#### What the task requires:
Copy every line of the entries below word for word, changing nothing.

#### Supplied entries:
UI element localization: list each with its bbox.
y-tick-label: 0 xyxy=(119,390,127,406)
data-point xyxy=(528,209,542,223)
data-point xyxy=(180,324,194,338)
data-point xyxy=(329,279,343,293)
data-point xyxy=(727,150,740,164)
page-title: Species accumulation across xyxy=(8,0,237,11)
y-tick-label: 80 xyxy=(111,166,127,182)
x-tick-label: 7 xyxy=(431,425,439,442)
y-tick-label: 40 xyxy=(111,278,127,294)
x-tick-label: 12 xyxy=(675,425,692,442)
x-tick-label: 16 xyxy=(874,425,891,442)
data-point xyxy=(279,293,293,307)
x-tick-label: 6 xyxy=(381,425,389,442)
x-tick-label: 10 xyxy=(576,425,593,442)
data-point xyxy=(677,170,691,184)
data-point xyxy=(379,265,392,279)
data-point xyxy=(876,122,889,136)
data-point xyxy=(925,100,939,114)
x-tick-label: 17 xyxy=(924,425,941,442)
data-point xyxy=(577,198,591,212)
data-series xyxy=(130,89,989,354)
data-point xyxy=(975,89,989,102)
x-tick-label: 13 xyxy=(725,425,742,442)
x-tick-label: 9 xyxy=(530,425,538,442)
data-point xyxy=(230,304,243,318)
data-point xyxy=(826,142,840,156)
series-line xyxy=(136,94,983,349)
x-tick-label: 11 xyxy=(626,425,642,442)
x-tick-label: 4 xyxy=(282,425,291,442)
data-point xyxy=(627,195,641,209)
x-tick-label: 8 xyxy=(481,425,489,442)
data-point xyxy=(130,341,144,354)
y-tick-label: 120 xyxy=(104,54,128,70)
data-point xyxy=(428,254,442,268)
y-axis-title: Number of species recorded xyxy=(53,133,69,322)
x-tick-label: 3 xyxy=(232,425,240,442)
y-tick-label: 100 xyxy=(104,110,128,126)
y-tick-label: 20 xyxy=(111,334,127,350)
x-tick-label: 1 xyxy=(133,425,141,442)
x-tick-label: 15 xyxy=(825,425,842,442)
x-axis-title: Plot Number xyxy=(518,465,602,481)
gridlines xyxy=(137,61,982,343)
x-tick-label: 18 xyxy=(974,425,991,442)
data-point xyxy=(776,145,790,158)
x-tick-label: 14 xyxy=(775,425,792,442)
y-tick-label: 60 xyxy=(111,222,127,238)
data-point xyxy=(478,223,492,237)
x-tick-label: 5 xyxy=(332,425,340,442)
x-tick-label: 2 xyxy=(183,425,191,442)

#### Written response:
UI element localization: list each with its bbox.
y-tick-label: 0 xyxy=(119,390,127,406)
data-point xyxy=(528,209,542,223)
data-point xyxy=(180,324,194,338)
data-point xyxy=(329,279,343,293)
data-point xyxy=(727,150,740,164)
page-title: Species accumulation across xyxy=(8,0,237,11)
y-tick-label: 80 xyxy=(111,166,127,182)
x-tick-label: 7 xyxy=(431,425,439,442)
y-tick-label: 40 xyxy=(111,278,127,294)
x-tick-label: 12 xyxy=(675,425,692,442)
x-tick-label: 16 xyxy=(874,425,891,442)
data-point xyxy=(279,293,293,307)
x-tick-label: 6 xyxy=(381,425,389,442)
x-tick-label: 10 xyxy=(576,425,593,442)
data-point xyxy=(677,170,691,184)
data-point xyxy=(379,265,392,279)
data-point xyxy=(876,122,889,136)
data-point xyxy=(925,100,939,114)
x-tick-label: 17 xyxy=(924,425,941,442)
data-point xyxy=(577,198,591,212)
data-series xyxy=(130,89,989,354)
data-point xyxy=(975,89,989,102)
x-tick-label: 13 xyxy=(725,425,742,442)
x-tick-label: 9 xyxy=(530,425,538,442)
data-point xyxy=(230,304,243,318)
data-point xyxy=(826,142,840,156)
series-line xyxy=(136,94,983,349)
x-tick-label: 11 xyxy=(626,425,642,442)
x-tick-label: 4 xyxy=(282,425,291,442)
data-point xyxy=(627,195,641,209)
x-tick-label: 8 xyxy=(481,425,489,442)
data-point xyxy=(130,341,144,354)
y-tick-label: 120 xyxy=(104,54,128,70)
data-point xyxy=(428,254,442,268)
y-axis-title: Number of species recorded xyxy=(53,133,69,322)
x-tick-label: 3 xyxy=(232,425,240,442)
y-tick-label: 100 xyxy=(104,110,128,126)
y-tick-label: 20 xyxy=(111,334,127,350)
x-tick-label: 1 xyxy=(133,425,141,442)
x-tick-label: 15 xyxy=(825,425,842,442)
x-axis-title: Plot Number xyxy=(518,465,602,481)
gridlines xyxy=(137,61,982,343)
x-tick-label: 18 xyxy=(974,425,991,442)
data-point xyxy=(776,145,790,158)
x-tick-label: 14 xyxy=(775,425,792,442)
y-tick-label: 60 xyxy=(111,222,127,238)
data-point xyxy=(478,223,492,237)
x-tick-label: 5 xyxy=(332,425,340,442)
x-tick-label: 2 xyxy=(183,425,191,442)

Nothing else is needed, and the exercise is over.